При подготовке проекта тезисов Коминтерна о новой империалистической войне, Димитров старался следовать ортодоксальным ленинским установкам, согласно которым война открывала новые революционные возможности. Однако 25 октября его вызвали Сталин и Жданов и прямо заявили, что во главу кампании за мир нельзя ставить революционные задачи. Была дана «еретическая» директива: коммунистические партии должны были проводить различие между буржуазными правительствами и выступать против тех, которые противятся миру. Димитрову было откровенно сказано, что «в первую империалистическую войну у большевиков была переоценка ситуации. Мы все забегали вперед, делали ошибки. Это можно объяснить тогдашними условиями, но не оправдать. Нельзя теперь копировать тогдашние позиции большевиков»[13]. В обращении к различным партиям акцентировалось внимание не на идеологических догмах, а на борьбе с антисоветским курсом их конкретных правительств. Это являлось действительным критерием их деятельности. В тезисах о войне, принятых Коминтерном и лично одобренных в конце сентября Сталиным и Ждановым, этот поворот откровенно оправдывался национальными интересами Советского Союза, хотя на словах объяснялся идеологическими мотивами. Необходимость поддержки Советского Союза оправдывалась тем, что на протяжении всех переговоров Франция и Англия «вели курс на их срыв, стремились использовать их, чтобы достигнуть соглашения с Германией за счет СССР, втянуть Германию в войну с СССР и замаскировать переговорами подготовку этой антисоветской войны в глазах масс. Убедившись, что Англия и Франция не защищают дело мира, а готовят новый, худший вариант мюнхенского заговора против СССР, Советский Союз заключил договор о ненападении с Германией и тем самым сорвал коварные планы провокаторов антисоветской войны»[14]. Постоянная подозрительность и страх перед возможностью сговора Германии с Англией в «странной войне» были причиной преувеличения Сталиным угрозы со стороны Англии и Франции.

ИСХОДНЫЕ ДАННЫЕ:
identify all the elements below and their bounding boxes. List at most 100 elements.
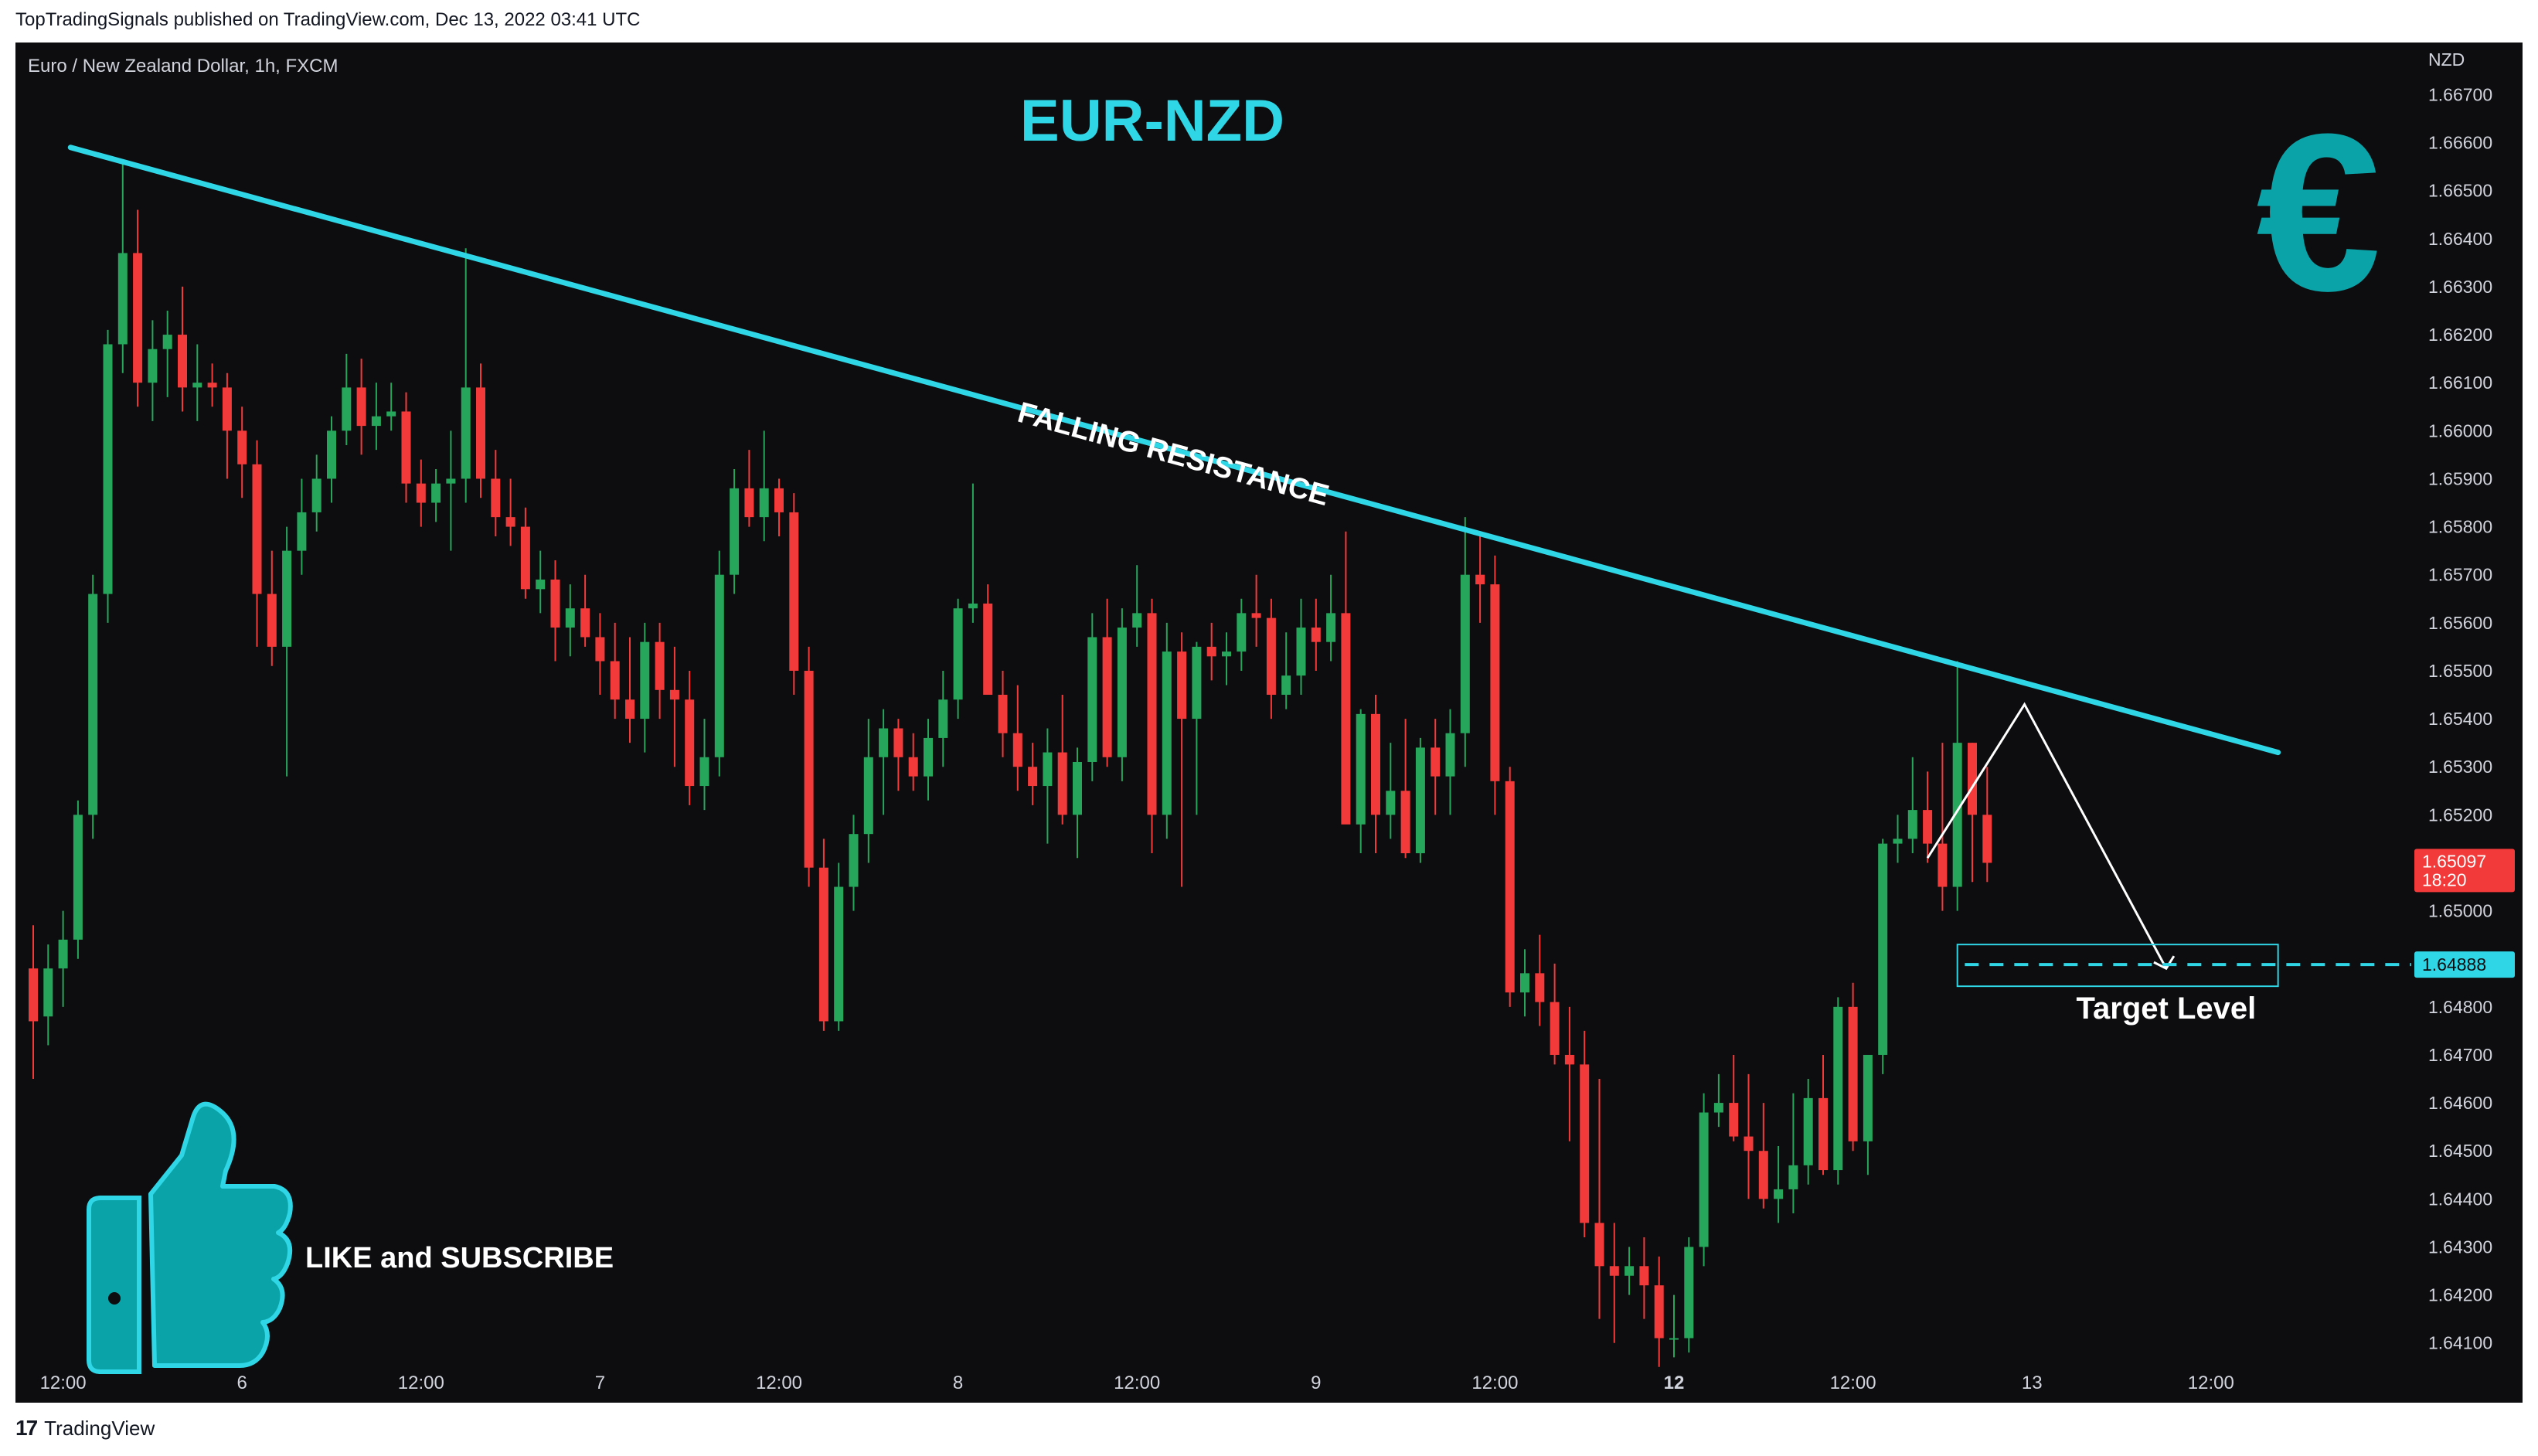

ЗАДАНИЕ: Напишите продолжение фрагмента о тезисах Коминтерна по войне, начиная сразу после его последнего предложения.

ОЖИДАЕМЫЙ ОТВЕТ:
На грани войны
Эйфория начального периода сменилась тревогой в связи с неудачами Красной Армии в «зимней войне» с Финляндией. Исчезли броские революционные лозунги Сталина, как можно судить по его выступлению на закрытом заседании Президиума Коминтерна в январе 1940 года. Вместо боевого призыва, с которым следовало бы обратиться, исходя из ленинской теории империалистической войны, Сталин неудачно заявил, что «действия Красной Армии — также дело мировой революции». Однако Красной Армии ни в коем случае не отводилась роль «ледокола». Напротив, Сталин поспешил заверить делегатов в том, что «мы не хотим территории Финляндии. Только Финляндия должна быть дружественным Советскому Союзу государством». Он закончил выступление, предложив тост за укрепление Красной Армии, а не более подходящий обстановке тост за успех мировой революции[15].
Поскольку секретные статьи пакта не были известны Западу, раздел Польши 18 сентября 1939 года вызвал в Англии два противоположных мнения, которые, однако же, привели к большим переменам в политике. Меньшинство полагало, что этот шаг был продиктован стремлением Советского Союза создать заслон против дальнейшей экспансии на восток, и предрекало «возможные трения между Германией и Россией». Такие надежды высказывал Уинстон Черчилль, занимавший тогда пост военно-морского министра. Но следует иметь в виду, что политики, подобные Черчиллю, Антони Идену и Стаффорду Криппсу, признававшие перемены и выступавшие за развитие отношений с Советским Союзом со времени Мюнхенской конференции, были тогда париями в собственных партиях, находились на обочине британской политики. Другие деятели придерживались традиционной позиции, занимаемой министерством иностранных дел и начальниками штабов — особенно после заключения германо-советского договора о дружбе от 28 сентября, — согласно которой Советский Союз «по своим намерениям и целям является враждебной державой»[16].
Расхождения во взглядах имели своим следствием противоречивость политики. Примером этого является отношение Англии к советско-финляндскому конфликту. Россия мотивировала «зимнюю войну» опасностью, исходящей с севера еще со времени гражданской войны. Сталин был полон решимости прибегнуть к политическим и военным мерам в случае провала дипломатических переговоров[17]. Англичане, с одной стороны, демонстрировали понимание русских, а с другой – откровенно поощряли финнов противиться притязаниям России[18].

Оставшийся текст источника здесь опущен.